• [Goal]
Pick every line from the data that holds the word "count".

• [Exercise inputs]
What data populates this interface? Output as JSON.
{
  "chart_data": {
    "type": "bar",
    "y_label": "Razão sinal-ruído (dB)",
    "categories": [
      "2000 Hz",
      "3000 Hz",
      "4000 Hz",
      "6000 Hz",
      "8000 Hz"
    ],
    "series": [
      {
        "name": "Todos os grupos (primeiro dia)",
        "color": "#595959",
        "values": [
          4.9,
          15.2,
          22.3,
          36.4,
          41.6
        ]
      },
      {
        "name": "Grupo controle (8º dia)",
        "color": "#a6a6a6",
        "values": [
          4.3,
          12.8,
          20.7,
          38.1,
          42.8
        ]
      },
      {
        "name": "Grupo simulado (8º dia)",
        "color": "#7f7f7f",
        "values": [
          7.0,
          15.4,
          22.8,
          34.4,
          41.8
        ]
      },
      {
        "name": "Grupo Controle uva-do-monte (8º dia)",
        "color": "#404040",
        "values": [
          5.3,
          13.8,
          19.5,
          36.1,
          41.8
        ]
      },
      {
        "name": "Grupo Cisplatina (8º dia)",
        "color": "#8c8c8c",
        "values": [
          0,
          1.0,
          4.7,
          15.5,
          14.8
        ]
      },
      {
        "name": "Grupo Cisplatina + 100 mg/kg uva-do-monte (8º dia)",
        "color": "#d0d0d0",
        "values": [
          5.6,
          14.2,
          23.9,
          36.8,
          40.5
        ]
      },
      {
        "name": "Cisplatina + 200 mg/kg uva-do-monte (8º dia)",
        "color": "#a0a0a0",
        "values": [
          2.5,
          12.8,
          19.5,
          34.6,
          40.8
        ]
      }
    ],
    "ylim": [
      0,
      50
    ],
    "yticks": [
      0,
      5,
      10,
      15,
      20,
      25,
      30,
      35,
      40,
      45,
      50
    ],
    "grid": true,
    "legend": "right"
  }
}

--

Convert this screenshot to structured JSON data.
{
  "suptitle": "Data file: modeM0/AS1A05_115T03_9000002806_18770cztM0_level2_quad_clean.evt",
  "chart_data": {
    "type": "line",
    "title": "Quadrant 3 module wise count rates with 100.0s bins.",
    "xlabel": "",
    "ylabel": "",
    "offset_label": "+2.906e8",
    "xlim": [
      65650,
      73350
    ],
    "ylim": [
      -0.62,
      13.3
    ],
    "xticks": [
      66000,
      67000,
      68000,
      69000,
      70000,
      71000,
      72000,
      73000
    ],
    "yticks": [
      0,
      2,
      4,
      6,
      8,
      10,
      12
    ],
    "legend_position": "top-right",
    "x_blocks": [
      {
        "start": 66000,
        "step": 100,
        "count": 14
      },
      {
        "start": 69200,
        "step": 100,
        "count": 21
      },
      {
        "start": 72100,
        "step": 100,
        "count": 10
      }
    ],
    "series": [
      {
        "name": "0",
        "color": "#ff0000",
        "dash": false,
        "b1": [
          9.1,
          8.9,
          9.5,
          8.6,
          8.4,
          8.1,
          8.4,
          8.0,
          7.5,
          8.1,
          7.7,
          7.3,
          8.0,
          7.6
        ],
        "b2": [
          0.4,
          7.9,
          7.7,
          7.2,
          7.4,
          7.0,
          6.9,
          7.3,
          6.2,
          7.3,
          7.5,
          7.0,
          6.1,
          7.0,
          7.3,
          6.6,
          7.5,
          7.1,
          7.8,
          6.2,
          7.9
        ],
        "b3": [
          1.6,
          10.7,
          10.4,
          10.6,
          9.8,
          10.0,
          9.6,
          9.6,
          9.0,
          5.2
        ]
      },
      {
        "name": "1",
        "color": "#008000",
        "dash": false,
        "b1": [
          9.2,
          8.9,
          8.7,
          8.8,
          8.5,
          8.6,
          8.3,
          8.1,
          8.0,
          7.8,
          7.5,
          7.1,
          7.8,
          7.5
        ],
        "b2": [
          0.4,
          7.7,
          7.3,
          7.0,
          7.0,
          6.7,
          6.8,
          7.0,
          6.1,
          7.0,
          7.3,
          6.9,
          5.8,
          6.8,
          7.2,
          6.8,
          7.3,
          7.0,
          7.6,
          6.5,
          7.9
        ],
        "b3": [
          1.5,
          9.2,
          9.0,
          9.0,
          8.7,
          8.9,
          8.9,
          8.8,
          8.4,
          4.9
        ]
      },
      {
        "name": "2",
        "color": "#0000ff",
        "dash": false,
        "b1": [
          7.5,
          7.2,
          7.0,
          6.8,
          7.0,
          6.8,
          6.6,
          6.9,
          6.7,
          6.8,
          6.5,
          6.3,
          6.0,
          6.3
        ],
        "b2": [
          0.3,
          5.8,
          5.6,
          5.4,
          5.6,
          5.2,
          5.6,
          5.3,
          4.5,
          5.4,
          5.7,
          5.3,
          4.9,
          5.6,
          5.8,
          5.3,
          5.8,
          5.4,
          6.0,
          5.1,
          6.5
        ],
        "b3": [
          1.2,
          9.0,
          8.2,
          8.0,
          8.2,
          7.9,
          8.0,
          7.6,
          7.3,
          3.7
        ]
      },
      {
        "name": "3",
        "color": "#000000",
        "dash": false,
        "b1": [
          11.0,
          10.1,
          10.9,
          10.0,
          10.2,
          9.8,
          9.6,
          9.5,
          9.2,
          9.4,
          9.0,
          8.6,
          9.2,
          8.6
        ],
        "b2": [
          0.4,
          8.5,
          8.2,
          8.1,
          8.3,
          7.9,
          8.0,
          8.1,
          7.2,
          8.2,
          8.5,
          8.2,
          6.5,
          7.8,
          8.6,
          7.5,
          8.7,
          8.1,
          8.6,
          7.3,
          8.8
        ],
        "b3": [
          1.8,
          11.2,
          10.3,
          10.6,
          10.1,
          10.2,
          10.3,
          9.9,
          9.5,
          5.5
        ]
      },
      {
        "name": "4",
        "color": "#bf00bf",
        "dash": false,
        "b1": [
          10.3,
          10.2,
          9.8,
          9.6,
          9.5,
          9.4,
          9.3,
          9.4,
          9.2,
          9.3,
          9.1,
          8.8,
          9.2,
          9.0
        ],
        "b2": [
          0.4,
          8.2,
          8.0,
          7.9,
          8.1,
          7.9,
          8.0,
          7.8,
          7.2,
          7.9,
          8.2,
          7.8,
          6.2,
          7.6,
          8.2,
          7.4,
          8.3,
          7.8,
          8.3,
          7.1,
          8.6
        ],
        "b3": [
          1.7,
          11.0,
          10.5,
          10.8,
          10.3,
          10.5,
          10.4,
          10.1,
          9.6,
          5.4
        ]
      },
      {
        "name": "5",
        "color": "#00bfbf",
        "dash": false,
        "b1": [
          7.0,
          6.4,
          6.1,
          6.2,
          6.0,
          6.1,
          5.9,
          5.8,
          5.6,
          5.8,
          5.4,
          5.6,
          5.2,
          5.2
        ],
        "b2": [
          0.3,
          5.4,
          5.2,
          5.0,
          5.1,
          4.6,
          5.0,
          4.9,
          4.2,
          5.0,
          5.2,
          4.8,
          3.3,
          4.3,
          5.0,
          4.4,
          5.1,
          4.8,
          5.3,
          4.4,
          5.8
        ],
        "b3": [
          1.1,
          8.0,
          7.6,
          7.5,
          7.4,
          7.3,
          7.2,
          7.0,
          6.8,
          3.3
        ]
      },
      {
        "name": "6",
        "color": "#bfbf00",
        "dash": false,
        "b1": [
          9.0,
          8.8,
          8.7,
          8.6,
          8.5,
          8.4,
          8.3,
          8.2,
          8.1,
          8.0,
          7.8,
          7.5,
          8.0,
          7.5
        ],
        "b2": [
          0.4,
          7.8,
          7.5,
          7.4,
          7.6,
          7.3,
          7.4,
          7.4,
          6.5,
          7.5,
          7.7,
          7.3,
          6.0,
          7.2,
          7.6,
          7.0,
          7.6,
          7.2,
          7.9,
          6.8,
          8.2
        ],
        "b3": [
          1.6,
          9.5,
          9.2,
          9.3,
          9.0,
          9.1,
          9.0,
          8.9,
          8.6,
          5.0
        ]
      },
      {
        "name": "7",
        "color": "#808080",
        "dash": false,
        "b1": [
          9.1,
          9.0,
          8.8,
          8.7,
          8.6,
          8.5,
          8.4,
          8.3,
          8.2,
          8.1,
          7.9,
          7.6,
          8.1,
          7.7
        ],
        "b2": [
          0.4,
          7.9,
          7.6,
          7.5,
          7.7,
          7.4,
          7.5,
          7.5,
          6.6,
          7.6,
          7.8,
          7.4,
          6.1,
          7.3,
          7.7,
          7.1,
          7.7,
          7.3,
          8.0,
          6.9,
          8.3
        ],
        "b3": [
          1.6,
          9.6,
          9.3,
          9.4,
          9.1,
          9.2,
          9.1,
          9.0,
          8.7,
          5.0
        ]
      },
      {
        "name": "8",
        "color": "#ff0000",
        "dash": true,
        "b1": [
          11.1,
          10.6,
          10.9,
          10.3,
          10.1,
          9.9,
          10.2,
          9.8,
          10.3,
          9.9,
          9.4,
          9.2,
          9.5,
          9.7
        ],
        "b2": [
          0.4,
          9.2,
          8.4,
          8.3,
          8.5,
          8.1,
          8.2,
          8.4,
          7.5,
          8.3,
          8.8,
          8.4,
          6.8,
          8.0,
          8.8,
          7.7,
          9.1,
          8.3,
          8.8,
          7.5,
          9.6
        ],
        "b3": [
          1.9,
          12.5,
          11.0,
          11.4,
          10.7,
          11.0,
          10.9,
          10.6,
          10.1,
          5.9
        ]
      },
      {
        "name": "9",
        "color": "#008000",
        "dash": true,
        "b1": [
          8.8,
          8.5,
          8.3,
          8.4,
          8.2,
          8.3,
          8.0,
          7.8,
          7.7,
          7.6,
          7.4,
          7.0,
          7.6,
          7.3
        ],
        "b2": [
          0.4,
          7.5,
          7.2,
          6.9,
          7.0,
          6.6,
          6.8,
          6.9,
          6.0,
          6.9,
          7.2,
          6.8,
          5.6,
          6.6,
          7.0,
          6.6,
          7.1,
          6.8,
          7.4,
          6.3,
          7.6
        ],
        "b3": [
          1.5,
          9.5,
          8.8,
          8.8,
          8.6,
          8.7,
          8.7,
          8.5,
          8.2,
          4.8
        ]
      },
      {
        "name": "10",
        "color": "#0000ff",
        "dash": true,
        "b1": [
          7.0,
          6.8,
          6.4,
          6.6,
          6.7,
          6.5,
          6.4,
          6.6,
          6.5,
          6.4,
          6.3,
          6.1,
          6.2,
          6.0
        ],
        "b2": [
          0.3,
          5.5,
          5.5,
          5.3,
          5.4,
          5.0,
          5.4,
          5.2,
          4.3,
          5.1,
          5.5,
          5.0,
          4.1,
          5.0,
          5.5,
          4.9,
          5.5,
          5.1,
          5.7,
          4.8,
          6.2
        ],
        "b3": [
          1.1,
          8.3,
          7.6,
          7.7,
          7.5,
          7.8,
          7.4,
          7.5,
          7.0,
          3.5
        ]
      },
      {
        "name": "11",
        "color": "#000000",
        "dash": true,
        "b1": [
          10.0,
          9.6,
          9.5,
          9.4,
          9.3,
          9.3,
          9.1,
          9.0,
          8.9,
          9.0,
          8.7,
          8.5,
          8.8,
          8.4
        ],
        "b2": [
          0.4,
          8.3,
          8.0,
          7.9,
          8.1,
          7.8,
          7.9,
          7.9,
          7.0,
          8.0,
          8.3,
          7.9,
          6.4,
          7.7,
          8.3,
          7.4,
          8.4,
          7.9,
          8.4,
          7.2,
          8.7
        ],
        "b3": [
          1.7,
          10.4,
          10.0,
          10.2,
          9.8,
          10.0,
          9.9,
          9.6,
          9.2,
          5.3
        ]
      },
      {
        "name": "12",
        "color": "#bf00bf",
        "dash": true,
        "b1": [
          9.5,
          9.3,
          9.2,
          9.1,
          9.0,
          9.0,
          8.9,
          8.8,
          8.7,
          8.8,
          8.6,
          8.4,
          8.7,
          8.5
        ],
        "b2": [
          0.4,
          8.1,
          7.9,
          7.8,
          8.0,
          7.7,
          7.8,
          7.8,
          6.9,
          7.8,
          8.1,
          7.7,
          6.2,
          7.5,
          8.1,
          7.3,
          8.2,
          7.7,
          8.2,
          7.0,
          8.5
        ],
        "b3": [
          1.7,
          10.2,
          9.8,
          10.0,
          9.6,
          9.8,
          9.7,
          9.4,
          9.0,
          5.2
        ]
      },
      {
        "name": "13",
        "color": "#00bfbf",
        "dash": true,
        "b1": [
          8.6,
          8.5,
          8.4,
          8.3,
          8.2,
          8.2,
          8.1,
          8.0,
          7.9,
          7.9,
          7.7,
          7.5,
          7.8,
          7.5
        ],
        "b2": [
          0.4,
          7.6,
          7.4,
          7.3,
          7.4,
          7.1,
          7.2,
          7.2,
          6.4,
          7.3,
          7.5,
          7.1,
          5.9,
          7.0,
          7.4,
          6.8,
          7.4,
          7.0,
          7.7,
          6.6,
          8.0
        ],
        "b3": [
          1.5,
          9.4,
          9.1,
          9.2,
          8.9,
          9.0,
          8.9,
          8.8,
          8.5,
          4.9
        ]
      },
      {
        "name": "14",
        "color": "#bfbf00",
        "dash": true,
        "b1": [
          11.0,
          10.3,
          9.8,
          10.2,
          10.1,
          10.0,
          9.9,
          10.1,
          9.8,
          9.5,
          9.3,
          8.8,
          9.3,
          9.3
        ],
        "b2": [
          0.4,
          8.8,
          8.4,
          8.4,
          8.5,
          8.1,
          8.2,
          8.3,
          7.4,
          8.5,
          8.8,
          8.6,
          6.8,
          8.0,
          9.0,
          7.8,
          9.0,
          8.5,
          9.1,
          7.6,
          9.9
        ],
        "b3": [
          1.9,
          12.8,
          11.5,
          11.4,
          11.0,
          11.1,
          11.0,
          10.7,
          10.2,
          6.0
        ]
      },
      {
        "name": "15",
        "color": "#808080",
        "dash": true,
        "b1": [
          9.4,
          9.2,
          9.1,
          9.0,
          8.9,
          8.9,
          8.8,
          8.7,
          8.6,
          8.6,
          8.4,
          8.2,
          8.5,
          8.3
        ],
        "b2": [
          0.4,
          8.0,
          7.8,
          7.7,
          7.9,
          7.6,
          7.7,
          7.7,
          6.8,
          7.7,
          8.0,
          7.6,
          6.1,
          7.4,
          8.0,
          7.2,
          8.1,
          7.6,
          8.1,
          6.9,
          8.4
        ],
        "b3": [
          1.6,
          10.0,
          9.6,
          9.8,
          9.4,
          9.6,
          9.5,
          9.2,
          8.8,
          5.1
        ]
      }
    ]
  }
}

==

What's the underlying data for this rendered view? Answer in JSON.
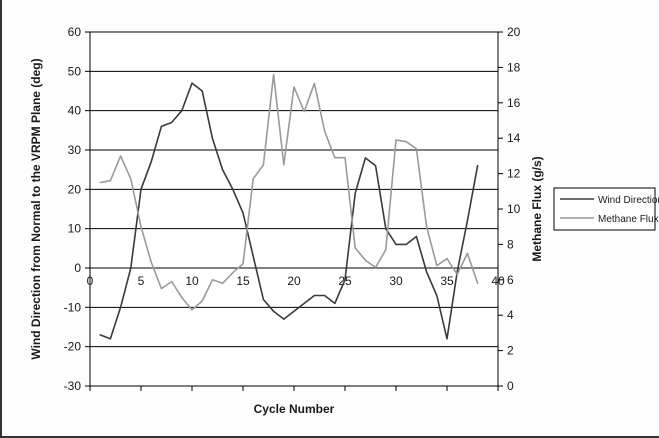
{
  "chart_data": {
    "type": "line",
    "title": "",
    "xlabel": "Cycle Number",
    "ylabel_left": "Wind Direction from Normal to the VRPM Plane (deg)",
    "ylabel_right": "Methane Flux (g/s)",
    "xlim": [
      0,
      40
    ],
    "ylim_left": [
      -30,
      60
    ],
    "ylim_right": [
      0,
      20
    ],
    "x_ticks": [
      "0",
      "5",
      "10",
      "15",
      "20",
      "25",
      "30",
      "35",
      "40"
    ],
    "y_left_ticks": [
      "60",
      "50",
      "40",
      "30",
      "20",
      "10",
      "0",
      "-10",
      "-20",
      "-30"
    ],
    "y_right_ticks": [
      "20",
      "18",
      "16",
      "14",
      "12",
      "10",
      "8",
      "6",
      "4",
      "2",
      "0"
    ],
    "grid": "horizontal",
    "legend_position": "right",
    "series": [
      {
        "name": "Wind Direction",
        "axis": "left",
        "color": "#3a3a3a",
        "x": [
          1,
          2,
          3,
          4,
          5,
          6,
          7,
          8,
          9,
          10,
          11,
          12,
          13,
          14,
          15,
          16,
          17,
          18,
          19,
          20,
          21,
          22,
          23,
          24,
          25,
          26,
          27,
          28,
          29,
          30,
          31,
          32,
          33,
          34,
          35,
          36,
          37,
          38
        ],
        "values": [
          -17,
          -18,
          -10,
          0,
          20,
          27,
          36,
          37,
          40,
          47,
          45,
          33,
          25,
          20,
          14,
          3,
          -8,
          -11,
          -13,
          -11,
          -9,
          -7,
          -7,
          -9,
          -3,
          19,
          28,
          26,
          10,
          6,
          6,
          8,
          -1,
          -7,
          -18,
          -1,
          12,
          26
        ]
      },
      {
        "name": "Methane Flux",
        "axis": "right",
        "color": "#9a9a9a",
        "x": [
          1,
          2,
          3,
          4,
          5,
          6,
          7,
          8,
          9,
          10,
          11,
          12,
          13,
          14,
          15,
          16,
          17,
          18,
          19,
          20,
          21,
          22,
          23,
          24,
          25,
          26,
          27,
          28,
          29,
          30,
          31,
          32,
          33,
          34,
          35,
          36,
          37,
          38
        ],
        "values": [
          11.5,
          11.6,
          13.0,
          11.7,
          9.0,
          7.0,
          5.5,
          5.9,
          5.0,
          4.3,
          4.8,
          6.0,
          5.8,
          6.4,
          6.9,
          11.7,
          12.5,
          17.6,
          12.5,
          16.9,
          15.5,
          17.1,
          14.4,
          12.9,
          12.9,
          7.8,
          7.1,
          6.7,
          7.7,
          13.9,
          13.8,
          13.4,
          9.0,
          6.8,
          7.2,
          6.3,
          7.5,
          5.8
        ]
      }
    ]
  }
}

• [Full output]
    "title": "Quadrant 3 module wise count rates with 100.0s bins.",
        "count": 14
        "count": 21
        "count": 10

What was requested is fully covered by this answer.